--- start ---

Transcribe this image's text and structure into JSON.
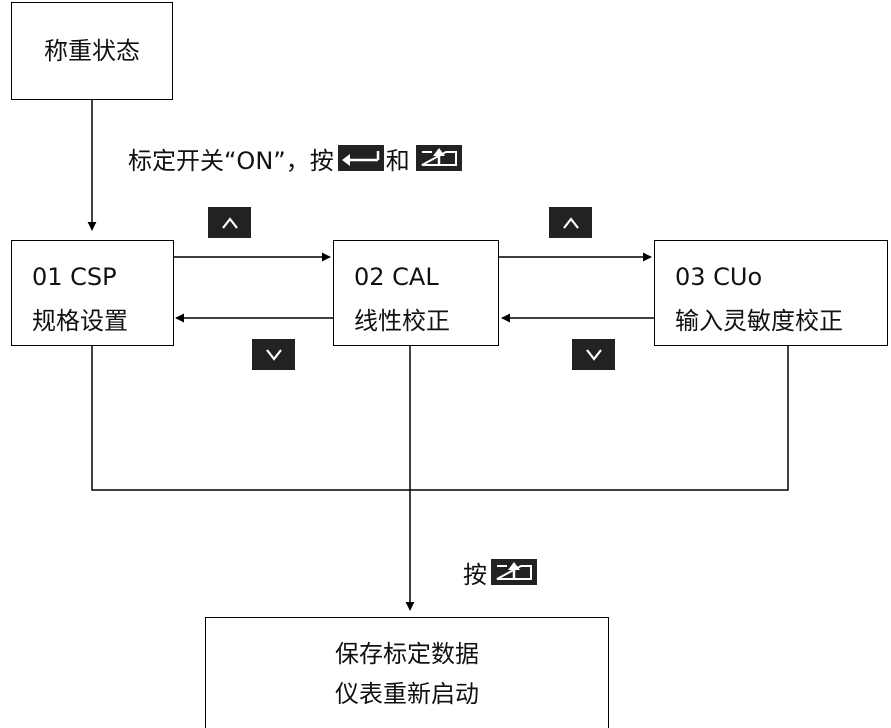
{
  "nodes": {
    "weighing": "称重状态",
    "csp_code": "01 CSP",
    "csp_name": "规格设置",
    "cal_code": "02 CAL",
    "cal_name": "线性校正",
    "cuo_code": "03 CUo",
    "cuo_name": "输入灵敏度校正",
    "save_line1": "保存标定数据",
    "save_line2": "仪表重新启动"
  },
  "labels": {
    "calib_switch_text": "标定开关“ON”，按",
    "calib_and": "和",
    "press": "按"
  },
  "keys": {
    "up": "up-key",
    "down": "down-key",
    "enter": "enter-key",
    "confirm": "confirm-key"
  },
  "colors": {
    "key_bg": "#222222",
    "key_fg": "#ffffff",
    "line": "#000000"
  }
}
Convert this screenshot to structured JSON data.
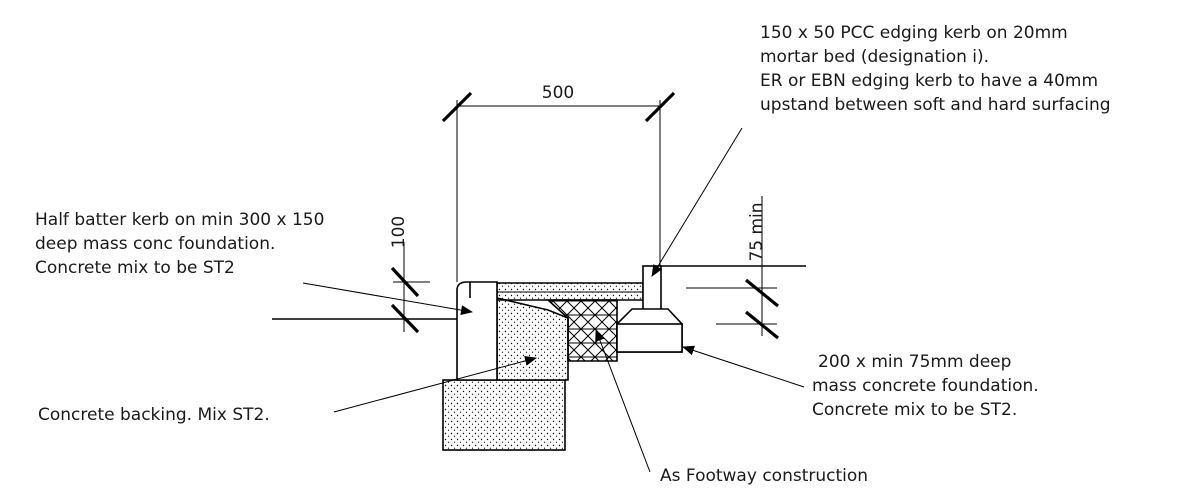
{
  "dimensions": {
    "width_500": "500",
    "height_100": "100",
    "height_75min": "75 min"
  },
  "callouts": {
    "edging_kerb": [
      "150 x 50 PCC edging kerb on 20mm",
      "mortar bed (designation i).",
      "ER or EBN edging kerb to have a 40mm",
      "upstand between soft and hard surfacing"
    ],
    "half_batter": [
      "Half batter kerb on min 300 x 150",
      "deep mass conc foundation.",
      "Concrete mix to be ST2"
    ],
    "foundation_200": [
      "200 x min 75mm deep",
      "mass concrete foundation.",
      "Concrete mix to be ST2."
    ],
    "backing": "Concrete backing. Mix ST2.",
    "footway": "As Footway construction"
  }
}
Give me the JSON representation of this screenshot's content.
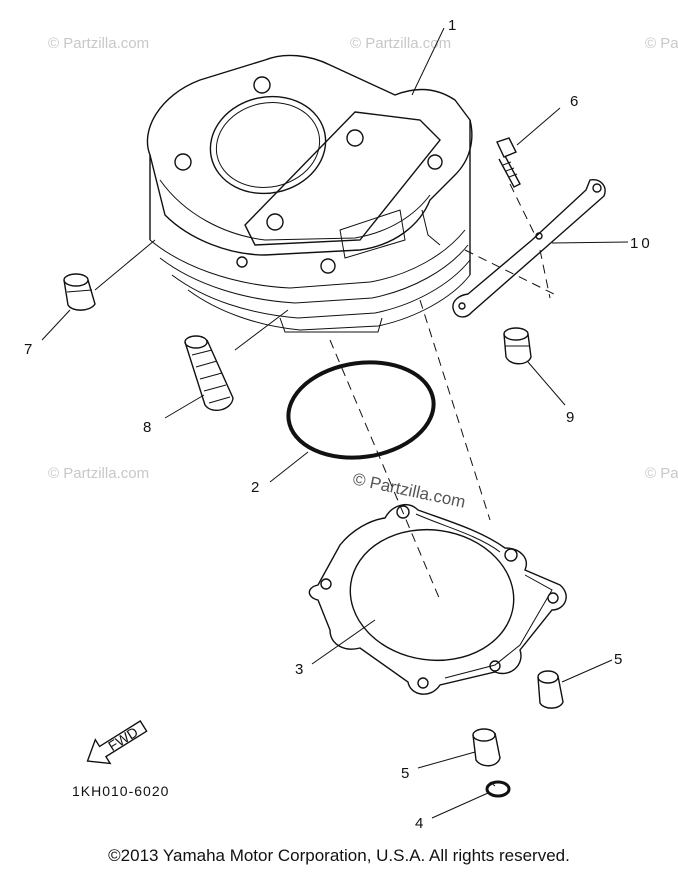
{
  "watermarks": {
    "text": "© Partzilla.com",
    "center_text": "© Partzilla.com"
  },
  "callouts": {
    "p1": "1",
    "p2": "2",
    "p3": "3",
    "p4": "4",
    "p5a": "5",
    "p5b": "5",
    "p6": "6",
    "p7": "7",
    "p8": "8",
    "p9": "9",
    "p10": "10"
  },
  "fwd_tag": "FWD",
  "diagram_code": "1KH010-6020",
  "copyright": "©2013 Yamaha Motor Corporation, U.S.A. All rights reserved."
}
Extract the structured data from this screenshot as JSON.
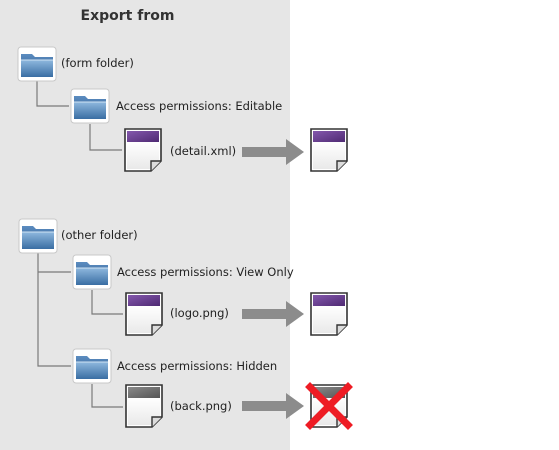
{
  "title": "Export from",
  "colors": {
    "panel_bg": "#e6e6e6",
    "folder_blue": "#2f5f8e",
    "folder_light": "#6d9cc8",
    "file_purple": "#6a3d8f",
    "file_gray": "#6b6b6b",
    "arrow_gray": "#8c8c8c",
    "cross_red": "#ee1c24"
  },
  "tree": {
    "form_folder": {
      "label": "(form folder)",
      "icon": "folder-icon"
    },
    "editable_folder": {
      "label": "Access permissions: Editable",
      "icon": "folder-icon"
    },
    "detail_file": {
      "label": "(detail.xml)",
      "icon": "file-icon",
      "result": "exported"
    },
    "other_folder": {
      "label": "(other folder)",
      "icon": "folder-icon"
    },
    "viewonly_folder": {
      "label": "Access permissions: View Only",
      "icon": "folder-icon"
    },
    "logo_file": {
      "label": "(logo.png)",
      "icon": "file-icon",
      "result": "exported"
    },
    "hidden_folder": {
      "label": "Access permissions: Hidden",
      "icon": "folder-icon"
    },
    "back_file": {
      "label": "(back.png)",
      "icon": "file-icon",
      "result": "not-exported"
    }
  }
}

--- end ---

From the data above, write out everything exactly except the pictures.

__RESPONSE__:
Transcribe this image's text and structure into JSON.
{
  "nodes": {
    "weighing": "称重状态",
    "csp_code": "01 CSP",
    "csp_name": "规格设置",
    "cal_code": "02 CAL",
    "cal_name": "线性校正",
    "cuo_code": "03 CUo",
    "cuo_name": "输入灵敏度校正",
    "save_line1": "保存标定数据",
    "save_line2": "仪表重新启动"
  },
  "labels": {
    "calib_switch_text": "标定开关“ON”，按",
    "calib_and": "和",
    "press": "按"
  },
  "keys": {
    "up": "up-key",
    "down": "down-key",
    "enter": "enter-key",
    "confirm": "confirm-key"
  },
  "colors": {
    "key_bg": "#222222",
    "key_fg": "#ffffff",
    "line": "#000000"
  }
}
Convert this screenshot to structured JSON data.
{
  "dimensions": {
    "width_500": "500",
    "height_100": "100",
    "height_75min": "75 min"
  },
  "callouts": {
    "edging_kerb": [
      "150 x 50 PCC edging kerb on 20mm",
      "mortar bed (designation i).",
      "ER or EBN edging kerb to have a 40mm",
      "upstand between soft and hard surfacing"
    ],
    "half_batter": [
      "Half batter kerb on min 300 x 150",
      "deep mass conc foundation.",
      "Concrete mix to be ST2"
    ],
    "foundation_200": [
      "200 x min 75mm deep",
      "mass concrete foundation.",
      "Concrete mix to be ST2."
    ],
    "backing": "Concrete backing. Mix ST2.",
    "footway": "As Footway construction"
  }
}
Give me the JSON representation of this screenshot's content.
{
  "watermarks": {
    "text": "© Partzilla.com",
    "center_text": "© Partzilla.com"
  },
  "callouts": {
    "p1": "1",
    "p2": "2",
    "p3": "3",
    "p4": "4",
    "p5a": "5",
    "p5b": "5",
    "p6": "6",
    "p7": "7",
    "p8": "8",
    "p9": "9",
    "p10": "10"
  },
  "fwd_tag": "FWD",
  "diagram_code": "1KH010-6020",
  "copyright": "©2013 Yamaha Motor Corporation, U.S.A. All rights reserved."
}
Extract the structured data from this screenshot as JSON.
{
  "title": "Export from",
  "colors": {
    "panel_bg": "#e6e6e6",
    "folder_blue": "#2f5f8e",
    "folder_light": "#6d9cc8",
    "file_purple": "#6a3d8f",
    "file_gray": "#6b6b6b",
    "arrow_gray": "#8c8c8c",
    "cross_red": "#ee1c24"
  },
  "tree": {
    "form_folder": {
      "label": "(form folder)",
      "icon": "folder-icon"
    },
    "editable_folder": {
      "label": "Access permissions: Editable",
      "icon": "folder-icon"
    },
    "detail_file": {
      "label": "(detail.xml)",
      "icon": "file-icon",
      "result": "exported"
    },
    "other_folder": {
      "label": "(other folder)",
      "icon": "folder-icon"
    },
    "viewonly_folder": {
      "label": "Access permissions: View Only",
      "icon": "folder-icon"
    },
    "logo_file": {
      "label": "(logo.png)",
      "icon": "file-icon",
      "result": "exported"
    },
    "hidden_folder": {
      "label": "Access permissions: Hidden",
      "icon": "folder-icon"
    },
    "back_file": {
      "label": "(back.png)",
      "icon": "file-icon",
      "result": "not-exported"
    }
  }
}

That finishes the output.